▶ Document section

* * * * *

The operation of the MOVCx instructions is such that the buffers can overlap without affecting the result. For example, the following instruction will essentially shift the bytes in DATA1 right by one byte:

        MOVC3   #100,DATA1,DATA1+1              ; Move all bytes right one byte

As mentioned above, MOVC3 is the preferred method for copying one block of memory to another. MOVC5 is the preferred method for fill a block of memory with a particular byte. For example, the following instruction will effectively zero out a buffer:

        MOVC5   #0,#0,#0,#512,BUFFER            ; Zero out 512-byte buffer

The use of #0 for the source length tells MOVC5 that it isn’t to move any bytes from the source address, so the source address #0 (which is an invalid address for most other instructions) is acceptable here because it is never used by MOVC5. (If a nonzero source length had been specified, an access violation would have resulted because address 0 is an invalid data address.)

* * * * *

(Layout element entries)

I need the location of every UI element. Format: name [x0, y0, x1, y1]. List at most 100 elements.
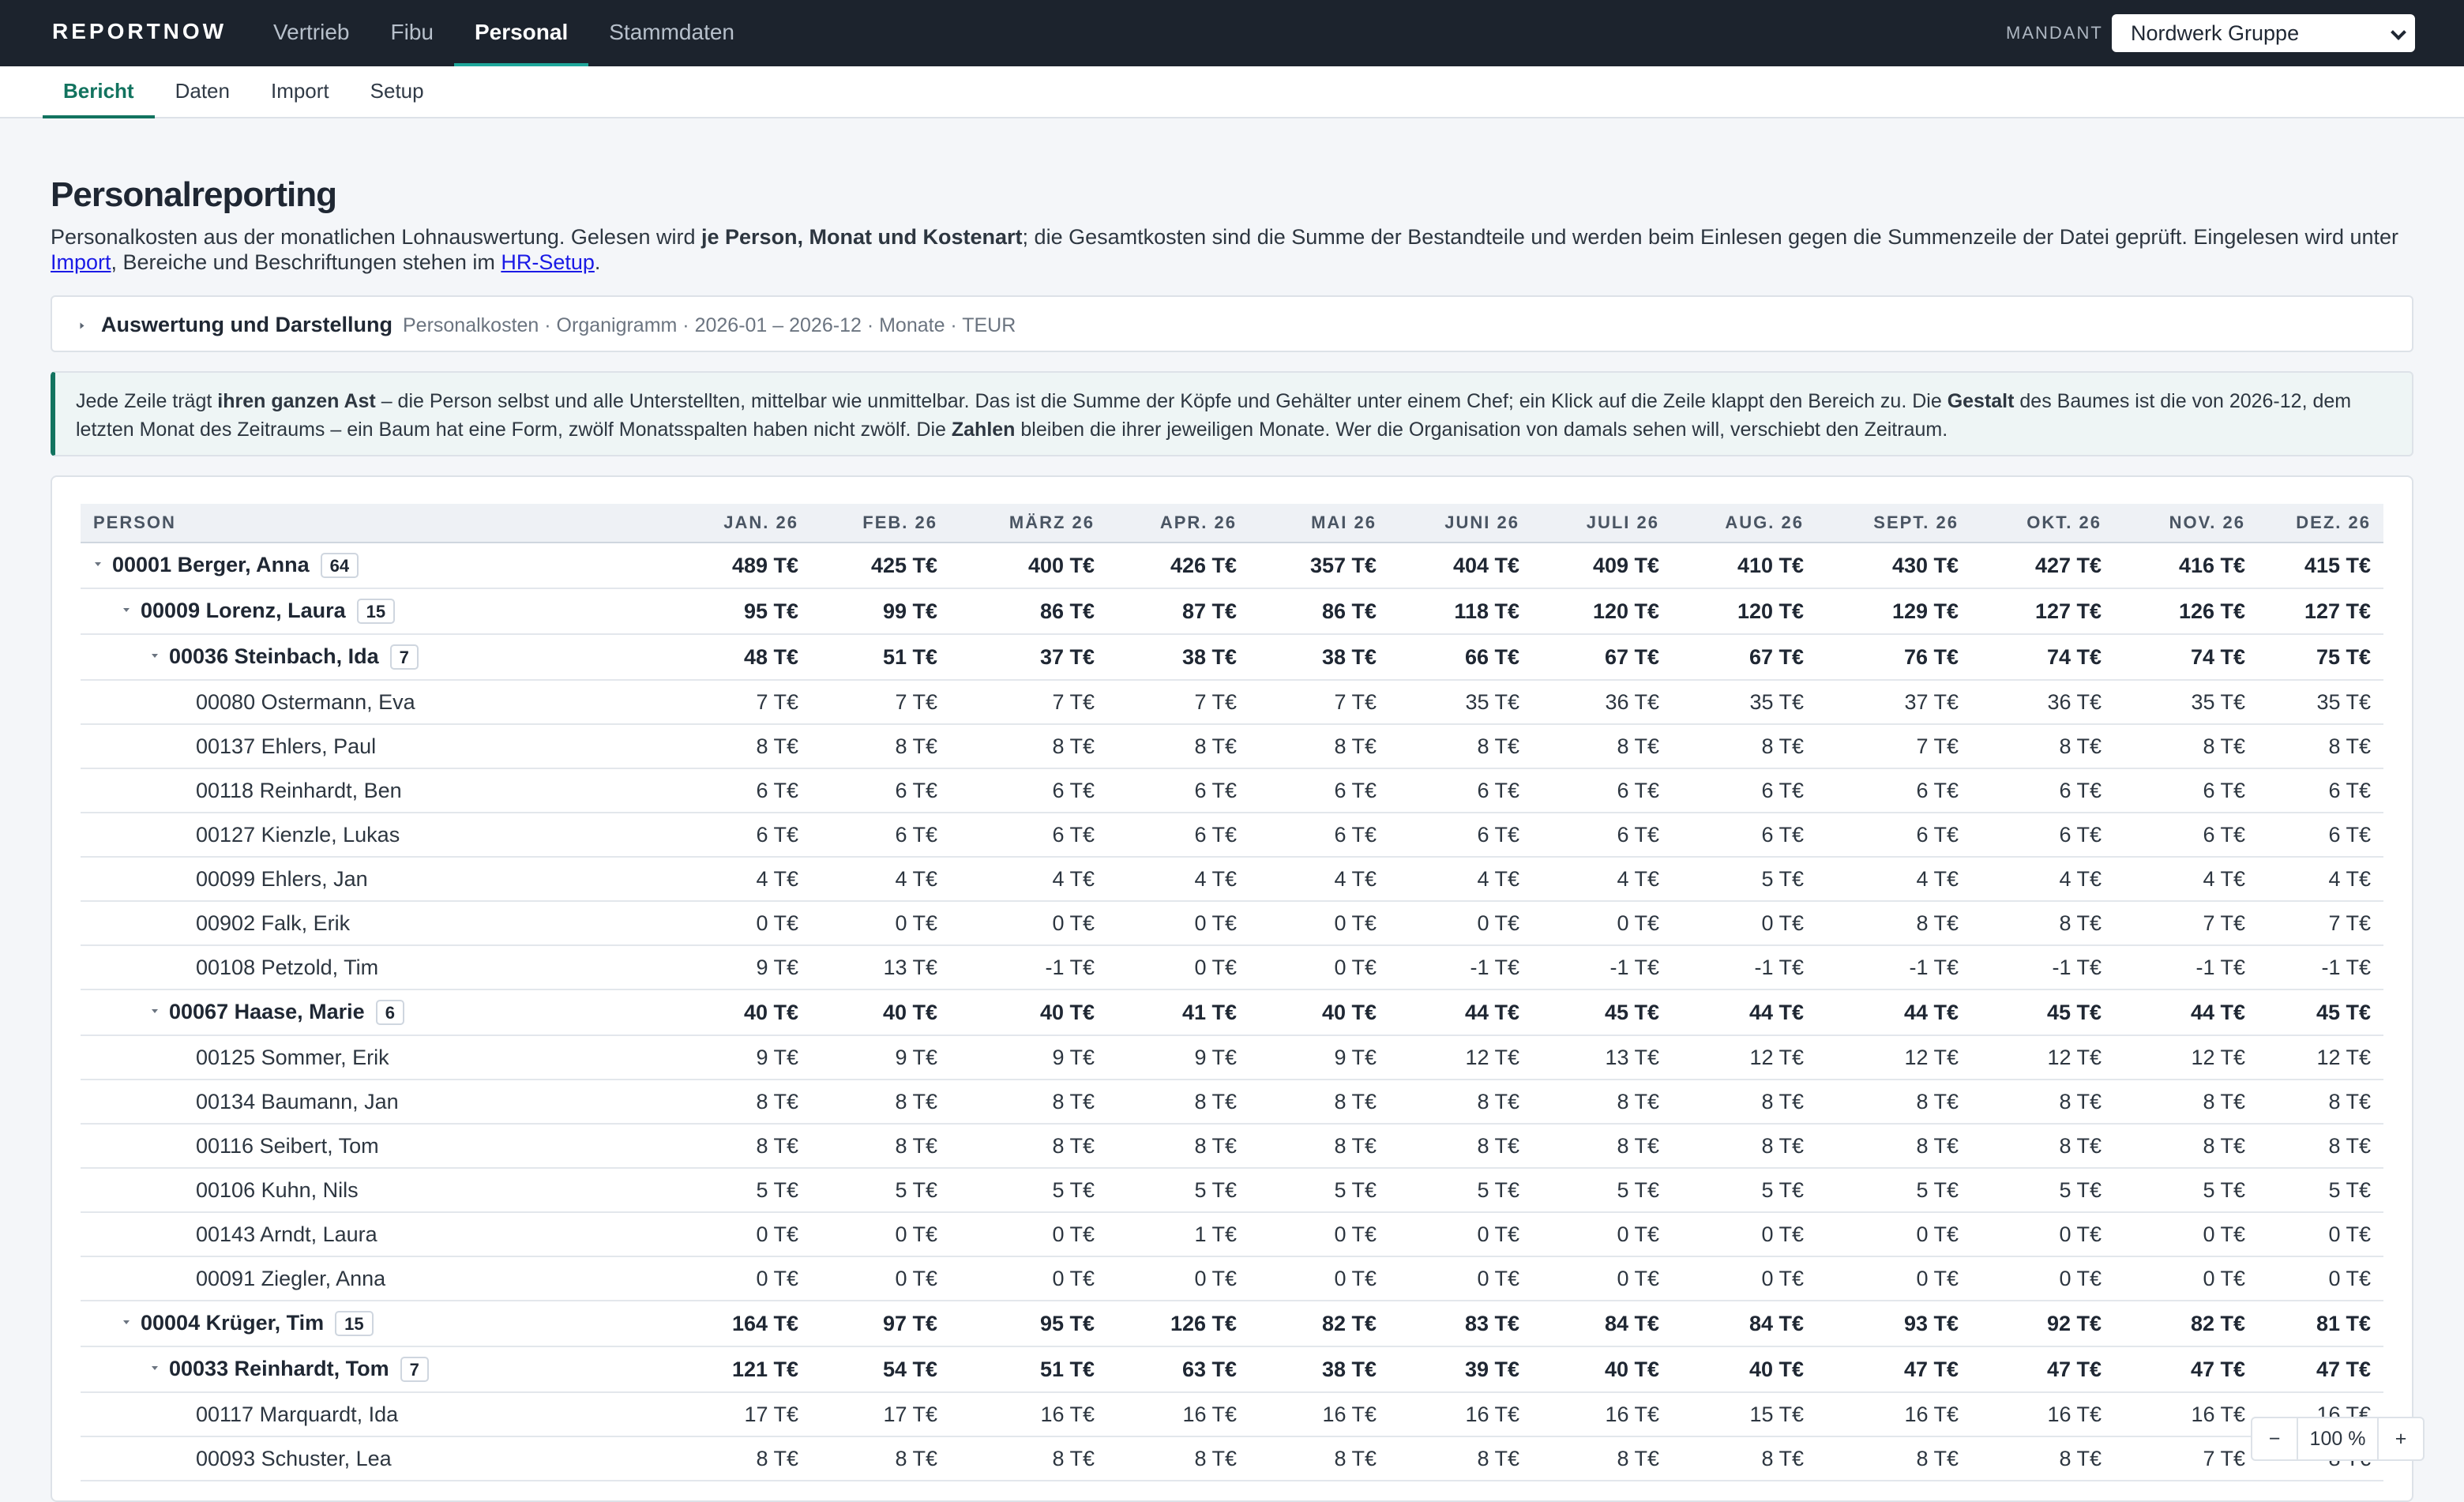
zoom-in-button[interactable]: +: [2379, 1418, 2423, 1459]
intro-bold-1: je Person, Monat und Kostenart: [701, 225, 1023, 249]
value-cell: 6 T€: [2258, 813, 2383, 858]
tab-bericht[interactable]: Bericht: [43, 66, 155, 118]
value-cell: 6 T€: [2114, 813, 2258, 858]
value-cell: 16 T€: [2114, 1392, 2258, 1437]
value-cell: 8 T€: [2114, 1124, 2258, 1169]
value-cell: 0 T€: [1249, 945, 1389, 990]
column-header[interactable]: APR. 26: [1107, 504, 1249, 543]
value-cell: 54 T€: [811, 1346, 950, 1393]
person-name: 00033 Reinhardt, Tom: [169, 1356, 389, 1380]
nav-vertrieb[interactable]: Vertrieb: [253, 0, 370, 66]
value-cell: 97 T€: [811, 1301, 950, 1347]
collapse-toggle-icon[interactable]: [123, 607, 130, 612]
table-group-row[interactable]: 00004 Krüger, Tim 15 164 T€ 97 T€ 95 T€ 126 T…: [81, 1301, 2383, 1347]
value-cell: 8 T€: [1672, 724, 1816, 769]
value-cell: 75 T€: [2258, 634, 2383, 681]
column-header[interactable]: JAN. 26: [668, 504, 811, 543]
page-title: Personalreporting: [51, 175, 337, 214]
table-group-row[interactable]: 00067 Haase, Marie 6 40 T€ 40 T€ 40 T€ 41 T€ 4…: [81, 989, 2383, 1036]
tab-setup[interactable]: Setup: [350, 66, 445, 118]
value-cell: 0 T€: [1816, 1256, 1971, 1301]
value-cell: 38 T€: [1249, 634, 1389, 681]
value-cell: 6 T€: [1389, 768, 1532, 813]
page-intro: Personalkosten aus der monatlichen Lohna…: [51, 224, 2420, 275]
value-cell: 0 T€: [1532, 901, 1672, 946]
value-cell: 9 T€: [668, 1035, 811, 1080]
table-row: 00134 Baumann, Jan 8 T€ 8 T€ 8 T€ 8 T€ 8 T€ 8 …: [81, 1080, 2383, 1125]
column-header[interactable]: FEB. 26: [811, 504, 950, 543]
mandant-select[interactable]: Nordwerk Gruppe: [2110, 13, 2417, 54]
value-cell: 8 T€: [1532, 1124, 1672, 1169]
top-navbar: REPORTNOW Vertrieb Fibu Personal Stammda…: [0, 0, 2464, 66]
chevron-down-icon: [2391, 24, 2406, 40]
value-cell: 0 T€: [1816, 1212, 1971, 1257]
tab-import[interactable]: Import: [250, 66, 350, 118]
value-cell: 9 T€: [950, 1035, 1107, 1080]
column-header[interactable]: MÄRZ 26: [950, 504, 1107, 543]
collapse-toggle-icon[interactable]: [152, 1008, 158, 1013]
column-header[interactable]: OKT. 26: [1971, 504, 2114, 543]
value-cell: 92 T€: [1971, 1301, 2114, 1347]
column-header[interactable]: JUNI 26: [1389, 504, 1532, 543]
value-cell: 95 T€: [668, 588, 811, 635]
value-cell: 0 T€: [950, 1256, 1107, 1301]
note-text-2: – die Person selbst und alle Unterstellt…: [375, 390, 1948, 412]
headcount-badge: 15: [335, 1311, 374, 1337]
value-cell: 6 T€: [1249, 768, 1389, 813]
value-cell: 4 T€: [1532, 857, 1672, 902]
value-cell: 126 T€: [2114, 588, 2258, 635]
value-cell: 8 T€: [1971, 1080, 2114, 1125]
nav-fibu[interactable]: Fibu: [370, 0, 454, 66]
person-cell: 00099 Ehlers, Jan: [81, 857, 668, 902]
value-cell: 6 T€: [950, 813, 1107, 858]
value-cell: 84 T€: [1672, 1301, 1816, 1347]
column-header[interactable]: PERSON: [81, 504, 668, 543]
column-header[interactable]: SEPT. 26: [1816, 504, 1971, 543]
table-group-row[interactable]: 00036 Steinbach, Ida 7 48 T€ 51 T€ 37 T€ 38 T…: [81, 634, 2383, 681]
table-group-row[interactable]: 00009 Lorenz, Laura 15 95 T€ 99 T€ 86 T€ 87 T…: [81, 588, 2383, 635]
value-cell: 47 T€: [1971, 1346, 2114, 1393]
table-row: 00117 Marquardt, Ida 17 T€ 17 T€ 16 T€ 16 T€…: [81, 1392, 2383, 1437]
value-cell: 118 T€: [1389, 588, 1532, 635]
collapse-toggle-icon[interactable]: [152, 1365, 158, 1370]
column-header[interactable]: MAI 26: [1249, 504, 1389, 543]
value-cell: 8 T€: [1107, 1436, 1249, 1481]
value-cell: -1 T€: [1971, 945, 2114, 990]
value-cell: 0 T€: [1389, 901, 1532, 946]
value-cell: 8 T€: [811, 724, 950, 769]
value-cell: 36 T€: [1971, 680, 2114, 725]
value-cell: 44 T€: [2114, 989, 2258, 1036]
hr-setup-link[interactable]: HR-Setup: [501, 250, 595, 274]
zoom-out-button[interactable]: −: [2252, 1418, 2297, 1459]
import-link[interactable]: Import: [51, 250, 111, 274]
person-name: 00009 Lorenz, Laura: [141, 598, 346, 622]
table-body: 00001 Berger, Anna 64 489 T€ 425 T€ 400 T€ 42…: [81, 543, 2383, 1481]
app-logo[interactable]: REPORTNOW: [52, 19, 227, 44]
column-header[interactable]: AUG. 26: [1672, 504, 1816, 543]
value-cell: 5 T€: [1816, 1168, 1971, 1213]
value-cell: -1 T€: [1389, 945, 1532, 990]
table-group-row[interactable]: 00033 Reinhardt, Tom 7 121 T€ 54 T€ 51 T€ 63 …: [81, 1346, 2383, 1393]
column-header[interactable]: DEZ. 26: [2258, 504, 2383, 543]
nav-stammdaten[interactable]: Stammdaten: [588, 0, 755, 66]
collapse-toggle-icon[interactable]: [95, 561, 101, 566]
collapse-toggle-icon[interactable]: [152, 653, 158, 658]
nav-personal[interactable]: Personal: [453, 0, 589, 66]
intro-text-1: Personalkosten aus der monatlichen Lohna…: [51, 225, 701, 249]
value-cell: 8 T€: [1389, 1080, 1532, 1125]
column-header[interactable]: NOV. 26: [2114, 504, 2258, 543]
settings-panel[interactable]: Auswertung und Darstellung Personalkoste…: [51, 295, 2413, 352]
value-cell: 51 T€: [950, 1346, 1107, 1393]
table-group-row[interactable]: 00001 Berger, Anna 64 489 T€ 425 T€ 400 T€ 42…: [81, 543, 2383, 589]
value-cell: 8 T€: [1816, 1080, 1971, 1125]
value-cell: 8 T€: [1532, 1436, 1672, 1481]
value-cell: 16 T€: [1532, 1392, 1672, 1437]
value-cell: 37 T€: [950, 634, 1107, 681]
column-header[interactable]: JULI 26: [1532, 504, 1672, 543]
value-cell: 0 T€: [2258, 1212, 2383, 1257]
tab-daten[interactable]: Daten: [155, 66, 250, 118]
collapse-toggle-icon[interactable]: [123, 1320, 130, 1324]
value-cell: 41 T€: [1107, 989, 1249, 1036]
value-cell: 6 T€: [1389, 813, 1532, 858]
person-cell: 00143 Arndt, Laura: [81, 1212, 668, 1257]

* * * * *

▶ List of tasks
A: In the passage on the MOVCx instructions, why does the MOVC5 zero-out example work even though it gives #0 as the source address?
B: Output the part of the MOVCx passage between "The use of #0" and "invalid data address.)", inclusive.

▶ Expected results
A: The source length is also #0, so MOVC5 moves no bytes from the source and never uses the source address. That makes address 0 acceptable here, though it is invalid for most other instructions. With a nonzero source length, an access violation would have resulted, because address 0 is an invalid data address.

B:
The use of #0 for the source length tells MOVC5 that it isn’t to move any bytes from the source address, so the source address #0 (which is an invalid address for most other instructions) is acceptable here because it is never used by MOVC5. (If a nonzero source length had been specified, an access violation would have resulted because address 0 is an invalid data address.)